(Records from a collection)
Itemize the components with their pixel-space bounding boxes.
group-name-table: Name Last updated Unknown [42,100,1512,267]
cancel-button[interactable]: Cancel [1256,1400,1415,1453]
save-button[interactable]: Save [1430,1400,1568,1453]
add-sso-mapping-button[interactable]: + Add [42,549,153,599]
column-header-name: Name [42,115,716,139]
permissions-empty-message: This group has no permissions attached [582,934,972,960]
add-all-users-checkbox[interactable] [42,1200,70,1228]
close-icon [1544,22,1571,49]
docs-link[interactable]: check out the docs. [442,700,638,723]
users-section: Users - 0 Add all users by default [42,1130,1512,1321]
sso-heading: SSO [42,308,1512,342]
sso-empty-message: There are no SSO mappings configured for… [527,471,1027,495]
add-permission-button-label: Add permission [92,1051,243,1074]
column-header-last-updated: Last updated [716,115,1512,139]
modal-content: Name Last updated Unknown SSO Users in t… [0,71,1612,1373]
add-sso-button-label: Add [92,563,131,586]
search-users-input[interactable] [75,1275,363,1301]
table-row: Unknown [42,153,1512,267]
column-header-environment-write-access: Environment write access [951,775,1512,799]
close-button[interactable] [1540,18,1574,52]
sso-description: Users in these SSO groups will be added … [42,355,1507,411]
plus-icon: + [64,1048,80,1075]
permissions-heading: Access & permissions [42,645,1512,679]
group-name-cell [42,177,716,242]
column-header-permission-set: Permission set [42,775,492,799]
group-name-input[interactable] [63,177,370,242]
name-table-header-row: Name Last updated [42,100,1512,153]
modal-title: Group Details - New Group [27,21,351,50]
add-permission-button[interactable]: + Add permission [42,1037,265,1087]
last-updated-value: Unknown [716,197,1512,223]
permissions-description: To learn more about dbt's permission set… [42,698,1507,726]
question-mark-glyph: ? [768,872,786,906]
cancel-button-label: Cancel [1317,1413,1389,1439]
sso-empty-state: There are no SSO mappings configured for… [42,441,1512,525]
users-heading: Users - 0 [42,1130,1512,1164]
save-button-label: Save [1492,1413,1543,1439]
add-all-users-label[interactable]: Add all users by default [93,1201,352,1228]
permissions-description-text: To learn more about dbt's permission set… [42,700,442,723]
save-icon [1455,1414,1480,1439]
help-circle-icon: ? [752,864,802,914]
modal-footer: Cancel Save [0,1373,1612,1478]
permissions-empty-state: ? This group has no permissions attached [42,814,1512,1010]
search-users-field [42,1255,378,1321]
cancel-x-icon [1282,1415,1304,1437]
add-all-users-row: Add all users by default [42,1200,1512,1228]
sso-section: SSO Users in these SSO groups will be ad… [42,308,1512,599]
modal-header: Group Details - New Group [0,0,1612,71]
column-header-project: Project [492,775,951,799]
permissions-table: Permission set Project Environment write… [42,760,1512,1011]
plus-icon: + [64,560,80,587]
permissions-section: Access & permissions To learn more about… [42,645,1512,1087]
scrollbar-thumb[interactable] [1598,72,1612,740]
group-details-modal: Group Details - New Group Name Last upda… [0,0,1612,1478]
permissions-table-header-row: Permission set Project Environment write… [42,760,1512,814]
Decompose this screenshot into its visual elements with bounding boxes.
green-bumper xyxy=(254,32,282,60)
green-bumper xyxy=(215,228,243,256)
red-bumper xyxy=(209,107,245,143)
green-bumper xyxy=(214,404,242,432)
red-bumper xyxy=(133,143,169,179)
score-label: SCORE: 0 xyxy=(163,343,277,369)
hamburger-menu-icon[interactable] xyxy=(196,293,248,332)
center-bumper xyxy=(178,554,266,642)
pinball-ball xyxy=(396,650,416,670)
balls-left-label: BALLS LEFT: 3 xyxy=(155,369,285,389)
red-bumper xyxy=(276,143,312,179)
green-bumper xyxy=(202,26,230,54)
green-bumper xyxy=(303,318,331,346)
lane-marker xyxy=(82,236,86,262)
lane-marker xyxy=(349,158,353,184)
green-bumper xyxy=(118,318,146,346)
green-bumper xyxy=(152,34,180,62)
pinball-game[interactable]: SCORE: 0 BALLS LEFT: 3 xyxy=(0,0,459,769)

DIRECTION —
Swap every "Unknown" for "Never" in the lines running from the start of the records through the line that contains "help-circle-icon: ? [752,864,802,914]", and leave everything else unchanged.

COMPLETED EXERCISE —
Itemize the components with their pixel-space bounding boxes.
group-name-table: Name Last updated Never [42,100,1512,267]
cancel-button[interactable]: Cancel [1256,1400,1415,1453]
save-button[interactable]: Save [1430,1400,1568,1453]
add-sso-mapping-button[interactable]: + Add [42,549,153,599]
column-header-name: Name [42,115,716,139]
permissions-empty-message: This group has no permissions attached [582,934,972,960]
add-all-users-checkbox[interactable] [42,1200,70,1228]
close-icon [1544,22,1571,49]
docs-link[interactable]: check out the docs. [442,700,638,723]
users-section: Users - 0 Add all users by default [42,1130,1512,1321]
sso-heading: SSO [42,308,1512,342]
sso-empty-message: There are no SSO mappings configured for… [527,471,1027,495]
add-permission-button-label: Add permission [92,1051,243,1074]
column-header-last-updated: Last updated [716,115,1512,139]
modal-content: Name Last updated Never SSO Users in t… [0,71,1612,1373]
add-sso-button-label: Add [92,563,131,586]
search-users-input[interactable] [75,1275,363,1301]
table-row: Never [42,153,1512,267]
column-header-environment-write-access: Environment write access [951,775,1512,799]
close-button[interactable] [1540,18,1574,52]
sso-description: Users in these SSO groups will be added … [42,355,1507,411]
plus-icon: + [64,1048,80,1075]
permissions-heading: Access & permissions [42,645,1512,679]
group-name-cell [42,177,716,242]
column-header-permission-set: Permission set [42,775,492,799]
group-name-input[interactable] [63,177,370,242]
name-table-header-row: Name Last updated [42,100,1512,153]
modal-title: Group Details - New Group [27,21,351,50]
add-permission-button[interactable]: + Add permission [42,1037,265,1087]
last-updated-value: Never [716,197,1512,223]
permissions-description: To learn more about dbt's permission set… [42,698,1507,726]
question-mark-glyph: ? [768,872,786,906]
cancel-button-label: Cancel [1317,1413,1389,1439]
sso-empty-state: There are no SSO mappings configured for… [42,441,1512,525]
users-heading: Users - 0 [42,1130,1512,1164]
save-button-label: Save [1492,1413,1543,1439]
add-all-users-label[interactable]: Add all users by default [93,1201,352,1228]
permissions-description-text: To learn more about dbt's permission set… [42,700,442,723]
save-icon [1455,1414,1480,1439]
help-circle-icon: ? [752,864,802,914]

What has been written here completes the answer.